[Figure content listings]
----------

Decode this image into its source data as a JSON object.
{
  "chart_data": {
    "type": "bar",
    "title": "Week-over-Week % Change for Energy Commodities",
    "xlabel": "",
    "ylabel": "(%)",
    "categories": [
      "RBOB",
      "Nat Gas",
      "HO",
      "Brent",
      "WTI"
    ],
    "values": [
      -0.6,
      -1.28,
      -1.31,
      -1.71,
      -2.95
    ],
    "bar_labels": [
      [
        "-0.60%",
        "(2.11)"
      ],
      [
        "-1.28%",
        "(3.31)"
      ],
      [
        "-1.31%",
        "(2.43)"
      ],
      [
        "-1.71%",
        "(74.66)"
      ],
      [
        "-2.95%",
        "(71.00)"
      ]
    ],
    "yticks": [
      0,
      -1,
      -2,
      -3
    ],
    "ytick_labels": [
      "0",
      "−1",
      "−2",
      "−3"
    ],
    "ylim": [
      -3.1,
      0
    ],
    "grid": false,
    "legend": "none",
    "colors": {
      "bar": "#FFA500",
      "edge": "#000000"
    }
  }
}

----------

> Brief: Extract every entry above as it appears.

> Correct answer:
Decode this image into its source data as a JSON object.
{
  "chart_data": {
    "type": "bar",
    "title": "Week-over-Week % Change for Energy Commodities",
    "xlabel": "",
    "ylabel": "(%)",
    "categories": [
      "RBOB",
      "Nat Gas",
      "HO",
      "Brent",
      "WTI"
    ],
    "values": [
      -0.6,
      -1.28,
      -1.31,
      -1.71,
      -2.95
    ],
    "bar_labels": [
      [
        "-0.60%",
        "(2.11)"
      ],
      [
        "-1.28%",
        "(3.31)"
      ],
      [
        "-1.31%",
        "(2.43)"
      ],
      [
        "-1.71%",
        "(74.66)"
      ],
      [
        "-2.95%",
        "(71.00)"
      ]
    ],
    "yticks": [
      0,
      -1,
      -2,
      -3
    ],
    "ytick_labels": [
      "0",
      "−1",
      "−2",
      "−3"
    ],
    "ylim": [
      -3.1,
      0
    ],
    "grid": false,
    "legend": "none",
    "colors": {
      "bar": "#FFA500",
      "edge": "#000000"
    }
  }
}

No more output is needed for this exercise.